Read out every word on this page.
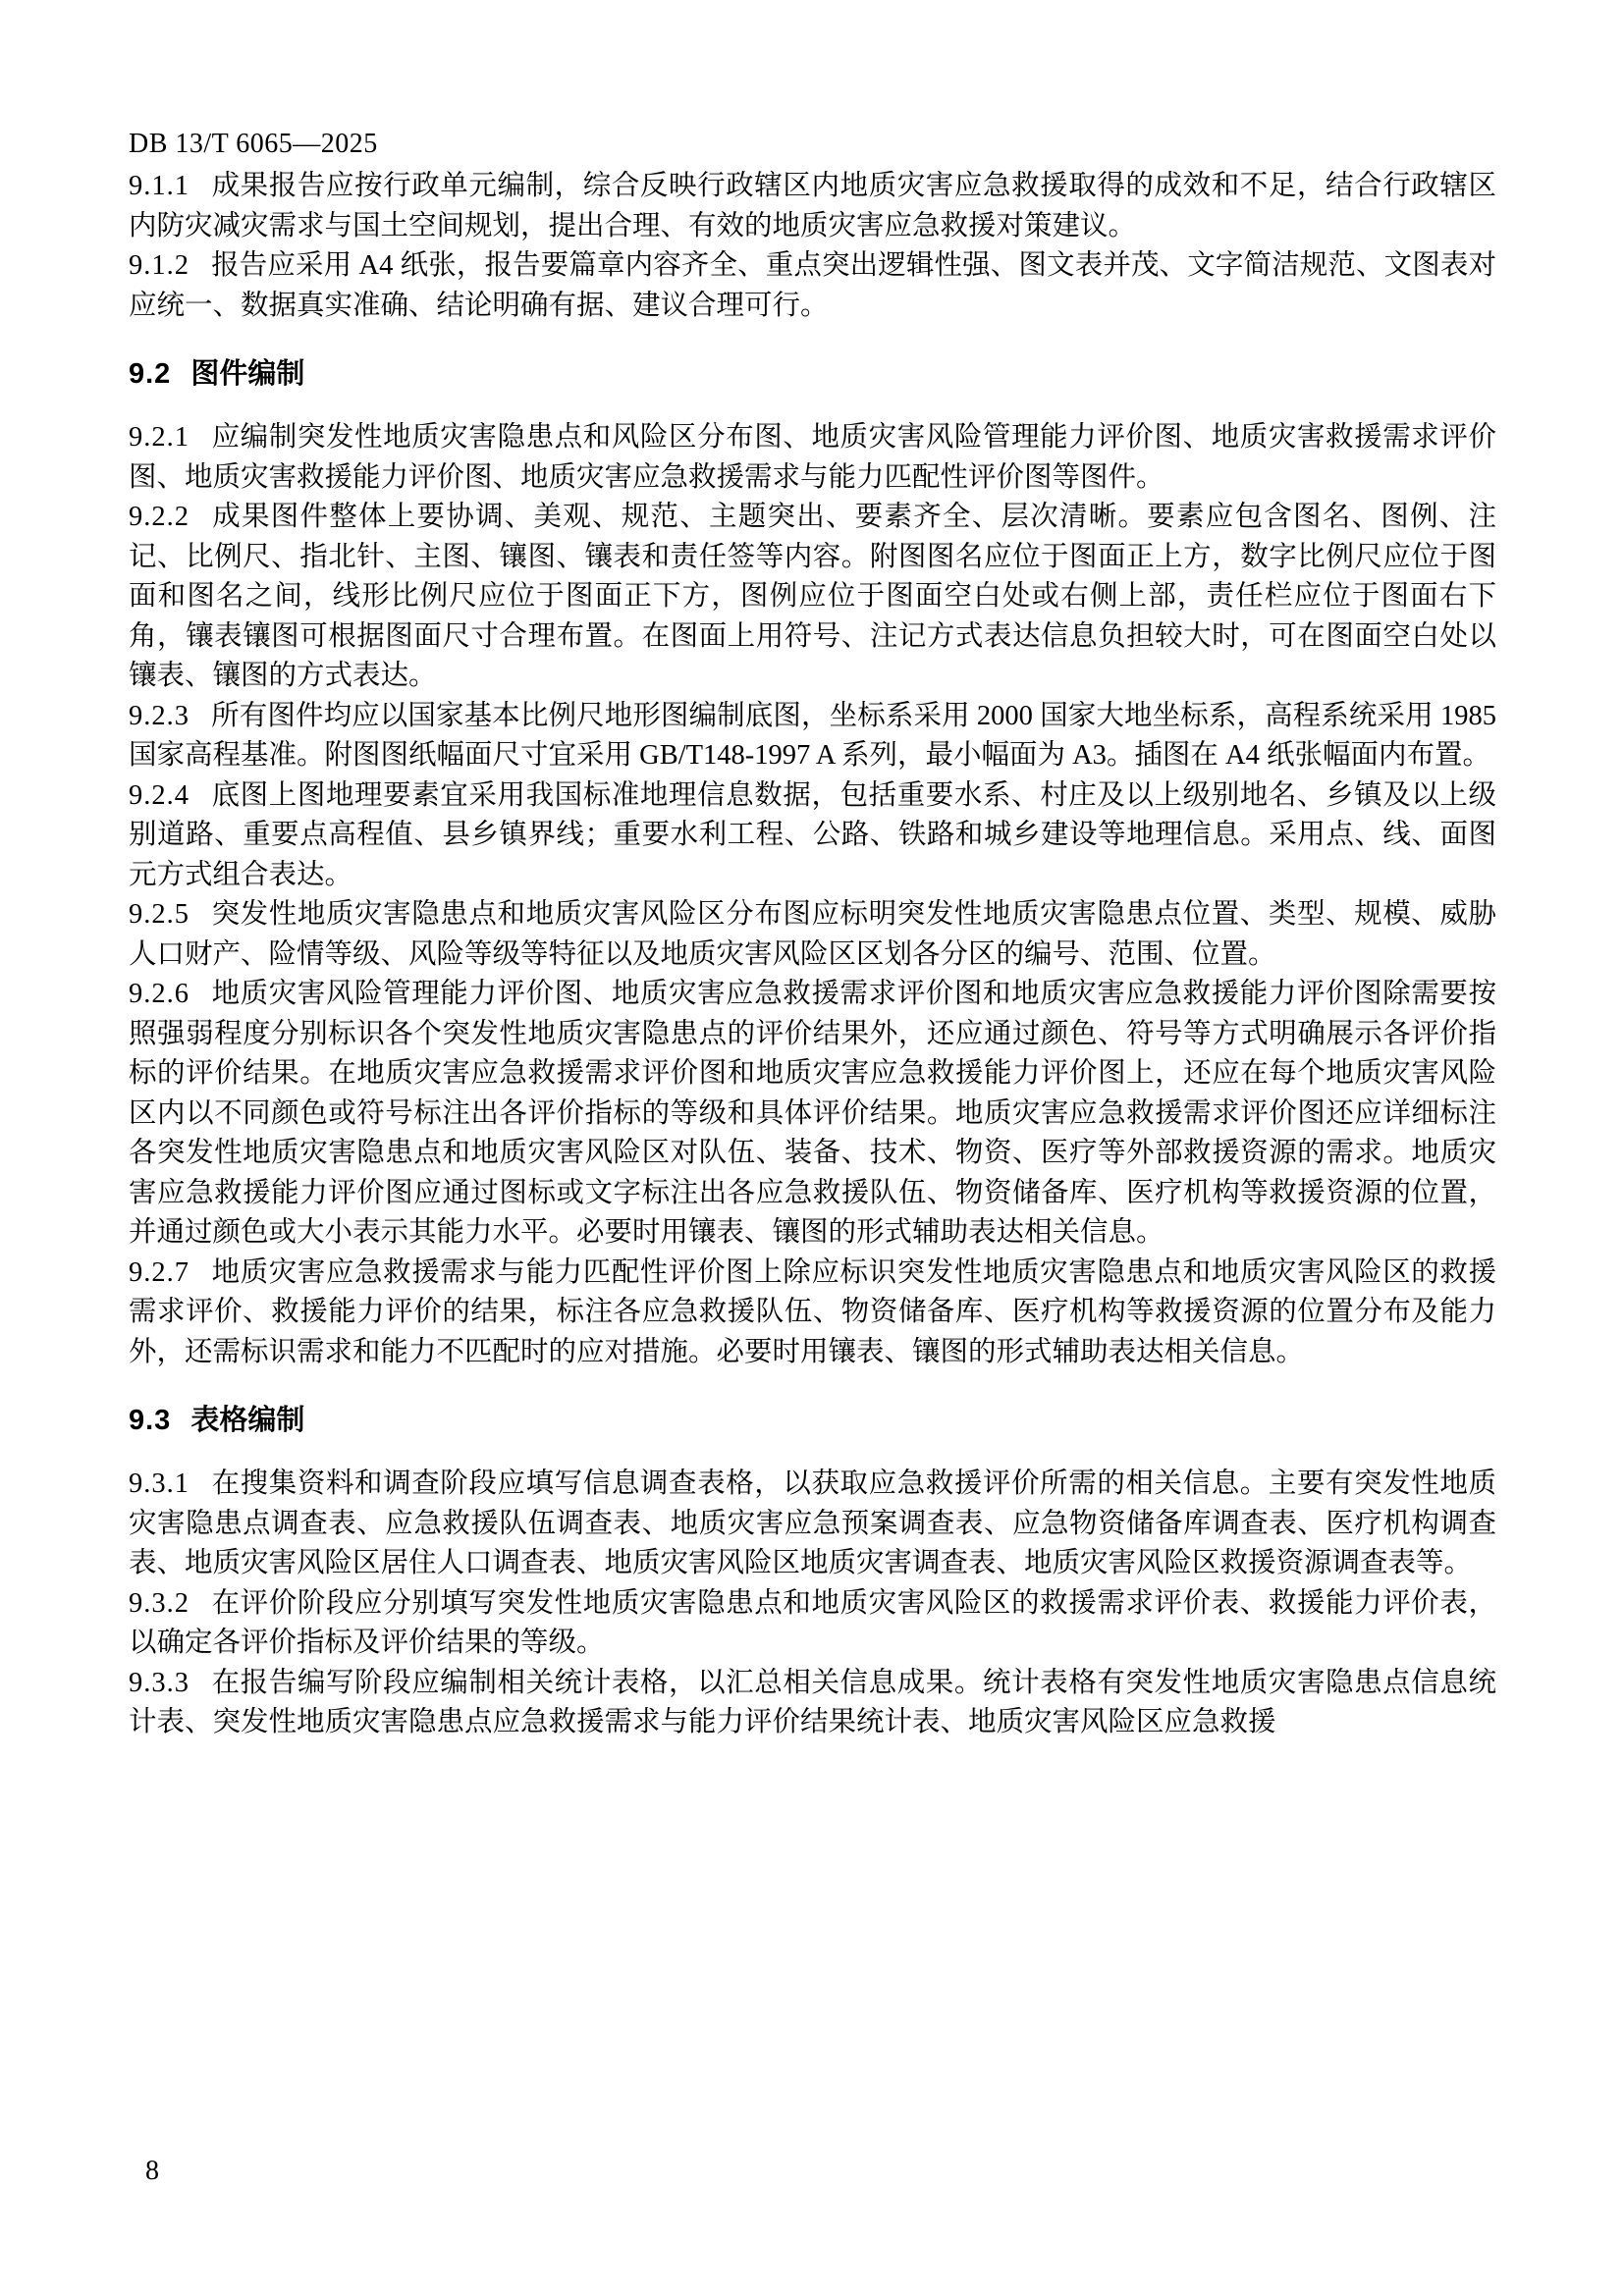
DB 13/T 6065—2025

9.1.1 成果报告应按行政单元编制，综合反映行政辖区内地质灾害应急救援取得的成效和不足，结合行政辖区内防灾减灾需求与国土空间规划，提出合理、有效的地质灾害应急救援对策建议。

9.1.2 报告应采用 A4 纸张，报告要篇章内容齐全、重点突出逻辑性强、图文表并茂、文字简洁规范、文图表对应统一、数据真实准确、结论明确有据、建议合理可行。

9.2 图件编制

9.2.1 应编制突发性地质灾害隐患点和风险区分布图、地质灾害风险管理能力评价图、地质灾害救援需求评价图、地质灾害救援能力评价图、地质灾害应急救援需求与能力匹配性评价图等图件。

9.2.2 成果图件整体上要协调、美观、规范、主题突出、要素齐全、层次清晰。要素应包含图名、图例、注记、比例尺、指北针、主图、镶图、镶表和责任签等内容。附图图名应位于图面正上方，数字比例尺应位于图面和图名之间，线形比例尺应位于图面正下方，图例应位于图面空白处或右侧上部，责任栏应位于图面右下角，镶表镶图可根据图面尺寸合理布置。在图面上用符号、注记方式表达信息负担较大时，可在图面空白处以镶表、镶图的方式表达。

9.2.3 所有图件均应以国家基本比例尺地形图编制底图，坐标系采用 2000 国家大地坐标系，高程系统采用 1985 国家高程基准。附图图纸幅面尺寸宜采用 GB/T148-1997 A 系列，最小幅面为 A3。插图在 A4 纸张幅面内布置。

9.2.4 底图上图地理要素宜采用我国标准地理信息数据，包括重要水系、村庄及以上级别地名、乡镇及以上级别道路、重要点高程值、县乡镇界线；重要水利工程、公路、铁路和城乡建设等地理信息。采用点、线、面图元方式组合表达。

9.2.5 突发性地质灾害隐患点和地质灾害风险区分布图应标明突发性地质灾害隐患点位置、类型、规模、威胁人口财产、险情等级、风险等级等特征以及地质灾害风险区区划各分区的编号、范围、位置。

9.2.6 地质灾害风险管理能力评价图、地质灾害应急救援需求评价图和地质灾害应急救援能力评价图除需要按照强弱程度分别标识各个突发性地质灾害隐患点的评价结果外，还应通过颜色、符号等方式明确展示各评价指标的评价结果。在地质灾害应急救援需求评价图和地质灾害应急救援能力评价图上，还应在每个地质灾害风险区内以不同颜色或符号标注出各评价指标的等级和具体评价结果。地质灾害应急救援需求评价图还应详细标注各突发性地质灾害隐患点和地质灾害风险区对队伍、装备、技术、物资、医疗等外部救援资源的需求。地质灾害应急救援能力评价图应通过图标或文字标注出各应急救援队伍、物资储备库、医疗机构等救援资源的位置，并通过颜色或大小表示其能力水平。必要时用镶表、镶图的形式辅助表达相关信息。

9.2.7 地质灾害应急救援需求与能力匹配性评价图上除应标识突发性地质灾害隐患点和地质灾害风险区的救援需求评价、救援能力评价的结果，标注各应急救援队伍、物资储备库、医疗机构等救援资源的位置分布及能力外，还需标识需求和能力不匹配时的应对措施。必要时用镶表、镶图的形式辅助表达相关信息。

9.3 表格编制

9.3.1 在搜集资料和调查阶段应填写信息调查表格，以获取应急救援评价所需的相关信息。主要有突发性地质灾害隐患点调查表、应急救援队伍调查表、地质灾害应急预案调查表、应急物资储备库调查表、医疗机构调查表、地质灾害风险区居住人口调查表、地质灾害风险区地质灾害调查表、地质灾害风险区救援资源调查表等。

9.3.2 在评价阶段应分别填写突发性地质灾害隐患点和地质灾害风险区的救援需求评价表、救援能力评价表，以确定各评价指标及评价结果的等级。

9.3.3 在报告编写阶段应编制相关统计表格，以汇总相关信息成果。统计表格有突发性地质灾害隐患点信息统计表、突发性地质灾害隐患点应急救援需求与能力评价结果统计表、地质灾害风险区应急救援

8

============

Extract the text of all the records above verbatim, excluding pictures.

Read out every word on this page.
DB 13/T 6065—2025

9.1.1 成果报告应按行政单元编制，综合反映行政辖区内地质灾害应急救援取得的成效和不足，结合行政辖区内防灾减灾需求与国土空间规划，提出合理、有效的地质灾害应急救援对策建议。

9.1.2 报告应采用 A4 纸张，报告要篇章内容齐全、重点突出逻辑性强、图文表并茂、文字简洁规范、文图表对应统一、数据真实准确、结论明确有据、建议合理可行。

9.2 图件编制

9.2.1 应编制突发性地质灾害隐患点和风险区分布图、地质灾害风险管理能力评价图、地质灾害救援需求评价图、地质灾害救援能力评价图、地质灾害应急救援需求与能力匹配性评价图等图件。

9.2.2 成果图件整体上要协调、美观、规范、主题突出、要素齐全、层次清晰。要素应包含图名、图例、注记、比例尺、指北针、主图、镶图、镶表和责任签等内容。附图图名应位于图面正上方，数字比例尺应位于图面和图名之间，线形比例尺应位于图面正下方，图例应位于图面空白处或右侧上部，责任栏应位于图面右下角，镶表镶图可根据图面尺寸合理布置。在图面上用符号、注记方式表达信息负担较大时，可在图面空白处以镶表、镶图的方式表达。

9.2.3 所有图件均应以国家基本比例尺地形图编制底图，坐标系采用 2000 国家大地坐标系，高程系统采用 1985 国家高程基准。附图图纸幅面尺寸宜采用 GB/T148-1997 A 系列，最小幅面为 A3。插图在 A4 纸张幅面内布置。

9.2.4 底图上图地理要素宜采用我国标准地理信息数据，包括重要水系、村庄及以上级别地名、乡镇及以上级别道路、重要点高程值、县乡镇界线；重要水利工程、公路、铁路和城乡建设等地理信息。采用点、线、面图元方式组合表达。

9.2.5 突发性地质灾害隐患点和地质灾害风险区分布图应标明突发性地质灾害隐患点位置、类型、规模、威胁人口财产、险情等级、风险等级等特征以及地质灾害风险区区划各分区的编号、范围、位置。

9.2.6 地质灾害风险管理能力评价图、地质灾害应急救援需求评价图和地质灾害应急救援能力评价图除需要按照强弱程度分别标识各个突发性地质灾害隐患点的评价结果外，还应通过颜色、符号等方式明确展示各评价指标的评价结果。在地质灾害应急救援需求评价图和地质灾害应急救援能力评价图上，还应在每个地质灾害风险区内以不同颜色或符号标注出各评价指标的等级和具体评价结果。地质灾害应急救援需求评价图还应详细标注各突发性地质灾害隐患点和地质灾害风险区对队伍、装备、技术、物资、医疗等外部救援资源的需求。地质灾害应急救援能力评价图应通过图标或文字标注出各应急救援队伍、物资储备库、医疗机构等救援资源的位置，并通过颜色或大小表示其能力水平。必要时用镶表、镶图的形式辅助表达相关信息。

9.2.7 地质灾害应急救援需求与能力匹配性评价图上除应标识突发性地质灾害隐患点和地质灾害风险区的救援需求评价、救援能力评价的结果，标注各应急救援队伍、物资储备库、医疗机构等救援资源的位置分布及能力外，还需标识需求和能力不匹配时的应对措施。必要时用镶表、镶图的形式辅助表达相关信息。

9.3 表格编制

9.3.1 在搜集资料和调查阶段应填写信息调查表格，以获取应急救援评价所需的相关信息。主要有突发性地质灾害隐患点调查表、应急救援队伍调查表、地质灾害应急预案调查表、应急物资储备库调查表、医疗机构调查表、地质灾害风险区居住人口调查表、地质灾害风险区地质灾害调查表、地质灾害风险区救援资源调查表等。

9.3.2 在评价阶段应分别填写突发性地质灾害隐患点和地质灾害风险区的救援需求评价表、救援能力评价表，以确定各评价指标及评价结果的等级。

9.3.3 在报告编写阶段应编制相关统计表格，以汇总相关信息成果。统计表格有突发性地质灾害隐患点信息统计表、突发性地质灾害隐患点应急救援需求与能力评价结果统计表、地质灾害风险区应急救援

8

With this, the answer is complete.